__What is being asked__
Repeat the lines below exactly as they appear, but leave out the images.

Collection entries

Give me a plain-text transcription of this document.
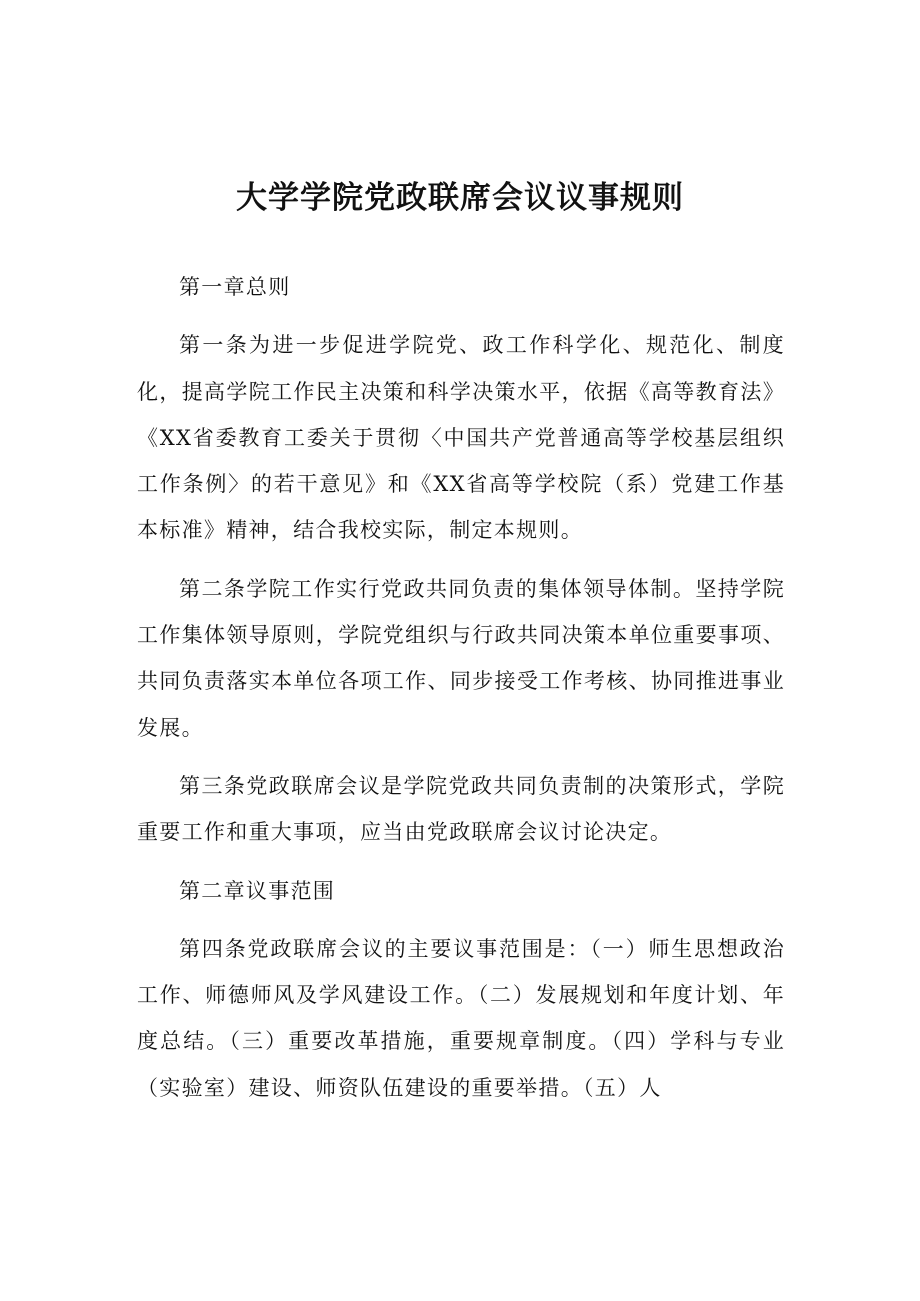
大学学院党政联席会议议事规则

第一章总则

第一条为进一步促进学院党、政工作科学化、规范化、制度化，提高学院工作民主决策和科学决策水平，依据《高等教育法》《XX省委教育工委关于贯彻〈中国共产党普通高等学校基层组织工作条例〉的若干意见》和《XX省高等学校院（系）党建工作基本标准》精神，结合我校实际，制定本规则。

第二条学院工作实行党政共同负责的集体领导体制。坚持学院工作集体领导原则，学院党组织与行政共同决策本单位重要事项、共同负责落实本单位各项工作、同步接受工作考核、协同推进事业发展。

第三条党政联席会议是学院党政共同负责制的决策形式，学院重要工作和重大事项，应当由党政联席会议讨论决定。

第二章议事范围

第四条党政联席会议的主要议事范围是：（一）师生思想政治工作、师德师风及学风建设工作。（二）发展规划和年度计划、年度总结。（三）重要改革措施，重要规章制度。（四）学科与专业（实验室）建设、师资队伍建设的重要举措。（五）人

__Completed exercise__
Give me a plain-text transcription of this document.
大学学院党政联席会议议事规则

第一章总则

第一条为进一步促进学院党、政工作科学化、规范化、制度化，提高学院工作民主决策和科学决策水平，依据《高等教育法》《XX省委教育工委关于贯彻〈中国共产党普通高等学校基层组织工作条例〉的若干意见》和《XX省高等学校院（系）党建工作基本标准》精神，结合我校实际，制定本规则。

第二条学院工作实行党政共同负责的集体领导体制。坚持学院工作集体领导原则，学院党组织与行政共同决策本单位重要事项、共同负责落实本单位各项工作、同步接受工作考核、协同推进事业发展。

第三条党政联席会议是学院党政共同负责制的决策形式，学院重要工作和重大事项，应当由党政联席会议讨论决定。

第二章议事范围

第四条党政联席会议的主要议事范围是：（一）师生思想政治工作、师德师风及学风建设工作。（二）发展规划和年度计划、年度总结。（三）重要改革措施，重要规章制度。（四）学科与专业（实验室）建设、师资队伍建设的重要举措。（五）人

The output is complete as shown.